» **Travail demandé**
1. D'après l'intervention d'Hélène Sester, pourquoi son intersyndicale redit-elle avec force être favorable à l'école inclusive ? Répondez en une à trois phrases.
2. Recopiez sans rien changer le passage de l'intervention d'Hélène Sester qui va de « Réunion du mardi » jusqu'à « vous avez évoquées. ».

------ Extrait ------

Intervention de Hélène Sester

Réunion du mardi 28 mai 2019 à 16h30
Commission d'enquête sur l'inclusion des élèves handicapés dans l'école et l'université de la république, quatorze ans après la loi du 11 février

Hélène Sester, secrétaire générale du Syndicat des instituts de jeunes sourds et de jeunes aveugles :

Je commencerai par rappeler que nous sommes une intersyndicale de professionnels de l'INJA et des INJS, qui regroupe tous les syndicats du ministère de la santé. Nous travaillons et réfléchissons avec les parents d'élèves depuis bientôt trois ans sur toutes les questions que vous avez évoquées.

Pour clarifier le débat et évacuer d'emblée l'accusation qui nous est parfois faite de nous opposer à l'école inclusive, nous voulons redire avec force que nous sommes bien pour la construction d'une école et d'une société plus inclusives, et que nous sommes complètement partie prenante de ce défi, de cette belle idée. Nous ne sommes pas attachés, « accrochés » à nos élèves sourds, malentendants, aveugles ou mal voyants, mais travaillons et réfléchissons résolument pour le bien de ces jeunes, pour leur inclusion présente et future dans la société.

Nous rejetons l'opposition qui est parfois faite entre l'école « ordinaire » et l'école « spécialisée ». Nous pensons en réalité que le défi de l'école inclusive est justement de les rapprocher, de les amener à mieux se coordonner. C'est la trajectoire que nos instituts ont suivie depuis vingt ans.

Nous préférons, pour notre part, parler de « parcours incluant », associant des dispositifs in situ et des dispositifs en inclusion dans l'école dite ordinaire, qui peuvent être des ULIS ou des unités externalisées.

------ Matériel fourni ------

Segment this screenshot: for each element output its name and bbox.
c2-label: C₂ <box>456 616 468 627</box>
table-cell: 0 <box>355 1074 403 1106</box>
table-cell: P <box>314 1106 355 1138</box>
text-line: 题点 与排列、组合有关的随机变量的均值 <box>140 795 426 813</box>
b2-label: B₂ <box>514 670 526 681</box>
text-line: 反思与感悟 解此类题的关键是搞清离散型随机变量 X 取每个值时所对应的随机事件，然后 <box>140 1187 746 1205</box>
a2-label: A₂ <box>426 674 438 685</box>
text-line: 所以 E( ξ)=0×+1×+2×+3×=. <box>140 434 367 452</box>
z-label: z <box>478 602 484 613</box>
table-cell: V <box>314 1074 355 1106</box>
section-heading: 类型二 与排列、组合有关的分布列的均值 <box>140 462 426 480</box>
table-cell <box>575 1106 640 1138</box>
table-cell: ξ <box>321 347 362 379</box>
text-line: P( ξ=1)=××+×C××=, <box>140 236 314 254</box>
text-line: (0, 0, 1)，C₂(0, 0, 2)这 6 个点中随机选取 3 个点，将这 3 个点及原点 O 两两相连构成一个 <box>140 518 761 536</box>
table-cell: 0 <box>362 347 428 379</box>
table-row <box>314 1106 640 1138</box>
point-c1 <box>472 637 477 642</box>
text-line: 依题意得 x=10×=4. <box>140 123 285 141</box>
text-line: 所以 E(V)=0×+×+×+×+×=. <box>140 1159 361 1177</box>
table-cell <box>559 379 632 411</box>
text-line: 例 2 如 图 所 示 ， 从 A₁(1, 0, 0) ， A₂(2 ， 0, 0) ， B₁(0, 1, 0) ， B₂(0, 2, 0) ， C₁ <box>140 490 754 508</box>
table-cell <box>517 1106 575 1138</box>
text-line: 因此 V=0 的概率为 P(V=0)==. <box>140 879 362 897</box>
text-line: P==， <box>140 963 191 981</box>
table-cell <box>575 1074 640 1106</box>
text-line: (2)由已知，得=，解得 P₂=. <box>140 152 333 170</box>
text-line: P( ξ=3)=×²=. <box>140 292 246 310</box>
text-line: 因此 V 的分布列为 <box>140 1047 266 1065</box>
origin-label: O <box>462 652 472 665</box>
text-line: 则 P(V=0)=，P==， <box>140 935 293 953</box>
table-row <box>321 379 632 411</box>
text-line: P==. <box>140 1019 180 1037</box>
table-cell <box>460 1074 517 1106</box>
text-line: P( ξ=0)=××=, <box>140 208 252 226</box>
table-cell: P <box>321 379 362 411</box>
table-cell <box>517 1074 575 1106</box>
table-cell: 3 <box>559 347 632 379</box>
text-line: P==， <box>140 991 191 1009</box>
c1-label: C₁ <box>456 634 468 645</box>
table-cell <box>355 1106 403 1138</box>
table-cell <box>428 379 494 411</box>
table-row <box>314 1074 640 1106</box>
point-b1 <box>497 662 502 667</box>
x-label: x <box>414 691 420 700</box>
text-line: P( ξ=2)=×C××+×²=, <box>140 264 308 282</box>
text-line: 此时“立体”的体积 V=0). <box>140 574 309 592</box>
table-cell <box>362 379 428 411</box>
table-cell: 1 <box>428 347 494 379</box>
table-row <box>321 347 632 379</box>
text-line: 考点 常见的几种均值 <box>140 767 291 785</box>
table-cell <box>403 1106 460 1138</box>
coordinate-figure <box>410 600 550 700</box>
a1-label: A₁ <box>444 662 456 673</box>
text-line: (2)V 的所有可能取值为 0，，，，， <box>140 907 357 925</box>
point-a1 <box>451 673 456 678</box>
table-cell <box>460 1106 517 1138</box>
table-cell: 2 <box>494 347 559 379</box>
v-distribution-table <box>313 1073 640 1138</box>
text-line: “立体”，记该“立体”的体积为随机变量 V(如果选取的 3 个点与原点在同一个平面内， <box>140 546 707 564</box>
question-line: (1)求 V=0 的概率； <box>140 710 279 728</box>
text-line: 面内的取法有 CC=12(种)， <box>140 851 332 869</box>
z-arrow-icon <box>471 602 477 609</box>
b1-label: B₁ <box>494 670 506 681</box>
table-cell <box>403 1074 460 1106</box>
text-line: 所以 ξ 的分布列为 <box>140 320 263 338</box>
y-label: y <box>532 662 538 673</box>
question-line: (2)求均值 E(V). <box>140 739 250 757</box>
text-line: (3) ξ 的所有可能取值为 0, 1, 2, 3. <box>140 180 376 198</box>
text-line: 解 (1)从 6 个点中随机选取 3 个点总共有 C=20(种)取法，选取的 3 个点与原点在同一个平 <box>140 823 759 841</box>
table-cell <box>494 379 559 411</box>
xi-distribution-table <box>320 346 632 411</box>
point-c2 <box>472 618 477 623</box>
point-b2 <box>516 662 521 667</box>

------

» **Résultats attendus**
1. L'intersyndicale le fait pour clarifier le débat. Elle veut aussi écarter d'emblée l'accusation, parfois portée contre elle, de s'opposer à l'école inclusive.

2.
Réunion du mardi 28 mai 2019 à 16h30
Commission d'enquête sur l'inclusion des élèves handicapés dans l'école et l'université de la république, quatorze ans après la loi du 11 février

Hélène Sester, secrétaire générale du Syndicat des instituts de jeunes sourds et de jeunes aveugles :

Je commencerai par rappeler que nous sommes une intersyndicale de professionnels de l'INJA et des INJS, qui regroupe tous les syndicats du ministère de la santé. Nous travaillons et réfléchissons avec les parents d'élèves depuis bientôt trois ans sur toutes les questions que vous avez évoquées.